____ Records
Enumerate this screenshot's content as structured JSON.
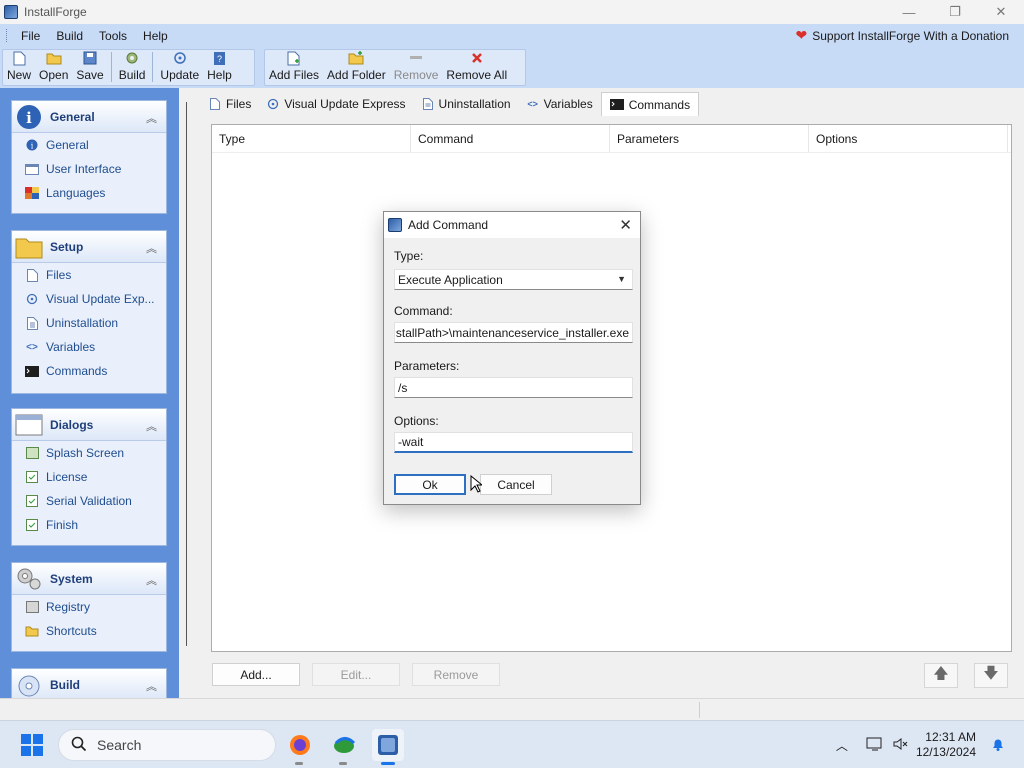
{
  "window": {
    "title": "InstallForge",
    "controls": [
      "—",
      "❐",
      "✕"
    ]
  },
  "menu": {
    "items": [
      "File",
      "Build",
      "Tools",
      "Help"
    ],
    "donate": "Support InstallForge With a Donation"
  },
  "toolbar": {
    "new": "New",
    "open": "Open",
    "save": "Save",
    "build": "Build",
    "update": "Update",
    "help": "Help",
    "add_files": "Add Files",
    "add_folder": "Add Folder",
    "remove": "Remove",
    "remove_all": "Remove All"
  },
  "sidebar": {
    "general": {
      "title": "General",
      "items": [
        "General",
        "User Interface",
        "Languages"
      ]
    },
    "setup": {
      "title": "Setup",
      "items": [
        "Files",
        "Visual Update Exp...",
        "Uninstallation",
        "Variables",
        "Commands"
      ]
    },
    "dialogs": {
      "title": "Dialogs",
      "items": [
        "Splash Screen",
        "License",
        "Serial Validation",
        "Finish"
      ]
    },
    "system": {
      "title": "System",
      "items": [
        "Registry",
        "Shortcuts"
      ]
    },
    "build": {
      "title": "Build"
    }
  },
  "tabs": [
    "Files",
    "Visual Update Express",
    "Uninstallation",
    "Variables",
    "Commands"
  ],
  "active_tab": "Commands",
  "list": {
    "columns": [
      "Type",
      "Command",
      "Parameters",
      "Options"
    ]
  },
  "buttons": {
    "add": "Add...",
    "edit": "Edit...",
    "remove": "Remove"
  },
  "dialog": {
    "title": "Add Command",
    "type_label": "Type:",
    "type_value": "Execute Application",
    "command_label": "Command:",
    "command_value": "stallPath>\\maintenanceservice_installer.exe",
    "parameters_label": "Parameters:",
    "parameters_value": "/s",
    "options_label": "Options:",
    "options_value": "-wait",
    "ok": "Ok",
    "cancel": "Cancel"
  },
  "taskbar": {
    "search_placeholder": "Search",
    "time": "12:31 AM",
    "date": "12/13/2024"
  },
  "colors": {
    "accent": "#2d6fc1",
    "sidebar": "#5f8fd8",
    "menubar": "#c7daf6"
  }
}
________
• **What the exercise asks**: Without the pictures, return the entries exactly as they appear.

• **Correct answer**:
Enumerate this screenshot's content as structured JSON.
{
  "window": {
    "title": "InstallForge",
    "controls": [
      "—",
      "❐",
      "✕"
    ]
  },
  "menu": {
    "items": [
      "File",
      "Build",
      "Tools",
      "Help"
    ],
    "donate": "Support InstallForge With a Donation"
  },
  "toolbar": {
    "new": "New",
    "open": "Open",
    "save": "Save",
    "build": "Build",
    "update": "Update",
    "help": "Help",
    "add_files": "Add Files",
    "add_folder": "Add Folder",
    "remove": "Remove",
    "remove_all": "Remove All"
  },
  "sidebar": {
    "general": {
      "title": "General",
      "items": [
        "General",
        "User Interface",
        "Languages"
      ]
    },
    "setup": {
      "title": "Setup",
      "items": [
        "Files",
        "Visual Update Exp...",
        "Uninstallation",
        "Variables",
        "Commands"
      ]
    },
    "dialogs": {
      "title": "Dialogs",
      "items": [
        "Splash Screen",
        "License",
        "Serial Validation",
        "Finish"
      ]
    },
    "system": {
      "title": "System",
      "items": [
        "Registry",
        "Shortcuts"
      ]
    },
    "build": {
      "title": "Build"
    }
  },
  "tabs": [
    "Files",
    "Visual Update Express",
    "Uninstallation",
    "Variables",
    "Commands"
  ],
  "active_tab": "Commands",
  "list": {
    "columns": [
      "Type",
      "Command",
      "Parameters",
      "Options"
    ]
  },
  "buttons": {
    "add": "Add...",
    "edit": "Edit...",
    "remove": "Remove"
  },
  "dialog": {
    "title": "Add Command",
    "type_label": "Type:",
    "type_value": "Execute Application",
    "command_label": "Command:",
    "command_value": "stallPath>\\maintenanceservice_installer.exe",
    "parameters_label": "Parameters:",
    "parameters_value": "/s",
    "options_label": "Options:",
    "options_value": "-wait",
    "ok": "Ok",
    "cancel": "Cancel"
  },
  "taskbar": {
    "search_placeholder": "Search",
    "time": "12:31 AM",
    "date": "12/13/2024"
  },
  "colors": {
    "accent": "#2d6fc1",
    "sidebar": "#5f8fd8",
    "menubar": "#c7daf6"
  }
}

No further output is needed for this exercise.